---- Data provided

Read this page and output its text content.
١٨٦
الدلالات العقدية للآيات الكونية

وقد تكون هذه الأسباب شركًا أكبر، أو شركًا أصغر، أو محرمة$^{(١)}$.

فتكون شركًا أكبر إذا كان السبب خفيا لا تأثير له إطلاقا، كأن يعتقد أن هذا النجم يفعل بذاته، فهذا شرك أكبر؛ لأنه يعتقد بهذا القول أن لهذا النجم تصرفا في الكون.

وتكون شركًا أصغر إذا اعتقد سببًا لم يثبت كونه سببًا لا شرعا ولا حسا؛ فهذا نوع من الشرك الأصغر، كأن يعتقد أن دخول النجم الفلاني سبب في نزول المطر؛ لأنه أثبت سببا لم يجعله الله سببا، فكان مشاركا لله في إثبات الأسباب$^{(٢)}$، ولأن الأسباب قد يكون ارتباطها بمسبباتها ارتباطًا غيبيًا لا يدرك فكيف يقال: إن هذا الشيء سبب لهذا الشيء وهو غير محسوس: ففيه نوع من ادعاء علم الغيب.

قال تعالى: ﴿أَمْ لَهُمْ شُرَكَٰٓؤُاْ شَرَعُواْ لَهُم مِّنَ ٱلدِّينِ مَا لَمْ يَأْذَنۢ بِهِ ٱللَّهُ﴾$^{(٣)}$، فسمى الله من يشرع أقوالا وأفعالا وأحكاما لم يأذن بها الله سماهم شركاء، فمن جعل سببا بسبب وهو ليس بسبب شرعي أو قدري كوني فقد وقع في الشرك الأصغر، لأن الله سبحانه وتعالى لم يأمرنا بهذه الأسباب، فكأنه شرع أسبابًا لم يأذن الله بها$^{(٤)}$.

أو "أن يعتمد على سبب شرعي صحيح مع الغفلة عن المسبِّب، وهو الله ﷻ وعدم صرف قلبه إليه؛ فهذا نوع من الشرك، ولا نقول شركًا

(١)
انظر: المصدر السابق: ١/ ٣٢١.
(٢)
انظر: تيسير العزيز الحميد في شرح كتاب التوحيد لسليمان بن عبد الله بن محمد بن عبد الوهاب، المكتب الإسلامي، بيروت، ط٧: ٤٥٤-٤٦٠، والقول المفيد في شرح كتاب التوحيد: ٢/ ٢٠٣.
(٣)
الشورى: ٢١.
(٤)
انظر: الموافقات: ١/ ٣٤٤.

--------

◆ Your instructions ◆
Repeat the data in its entirety, character for character.

◆ Written answer ◆
Read this page and output its text content.
١٨٦
الدلالات العقدية للآيات الكونية

وقد تكون هذه الأسباب شركًا أكبر، أو شركًا أصغر، أو محرمة$^{(١)}$.

فتكون شركًا أكبر إذا كان السبب خفيا لا تأثير له إطلاقا، كأن يعتقد أن هذا النجم يفعل بذاته، فهذا شرك أكبر؛ لأنه يعتقد بهذا القول أن لهذا النجم تصرفا في الكون.

وتكون شركًا أصغر إذا اعتقد سببًا لم يثبت كونه سببًا لا شرعا ولا حسا؛ فهذا نوع من الشرك الأصغر، كأن يعتقد أن دخول النجم الفلاني سبب في نزول المطر؛ لأنه أثبت سببا لم يجعله الله سببا، فكان مشاركا لله في إثبات الأسباب$^{(٢)}$، ولأن الأسباب قد يكون ارتباطها بمسبباتها ارتباطًا غيبيًا لا يدرك فكيف يقال: إن هذا الشيء سبب لهذا الشيء وهو غير محسوس: ففيه نوع من ادعاء علم الغيب.

قال تعالى: ﴿أَمْ لَهُمْ شُرَكَٰٓؤُاْ شَرَعُواْ لَهُم مِّنَ ٱلدِّينِ مَا لَمْ يَأْذَنۢ بِهِ ٱللَّهُ﴾$^{(٣)}$، فسمى الله من يشرع أقوالا وأفعالا وأحكاما لم يأذن بها الله سماهم شركاء، فمن جعل سببا بسبب وهو ليس بسبب شرعي أو قدري كوني فقد وقع في الشرك الأصغر، لأن الله سبحانه وتعالى لم يأمرنا بهذه الأسباب، فكأنه شرع أسبابًا لم يأذن الله بها$^{(٤)}$.

أو "أن يعتمد على سبب شرعي صحيح مع الغفلة عن المسبِّب، وهو الله ﷻ وعدم صرف قلبه إليه؛ فهذا نوع من الشرك، ولا نقول شركًا

(١)
انظر: المصدر السابق: ١/ ٣٢١.
(٢)
انظر: تيسير العزيز الحميد في شرح كتاب التوحيد لسليمان بن عبد الله بن محمد بن عبد الوهاب، المكتب الإسلامي، بيروت، ط٧: ٤٥٤-٤٦٠، والقول المفيد في شرح كتاب التوحيد: ٢/ ٢٠٣.
(٣)
الشورى: ٢١.
(٤)
انظر: الموافقات: ١/ ٣٤٤.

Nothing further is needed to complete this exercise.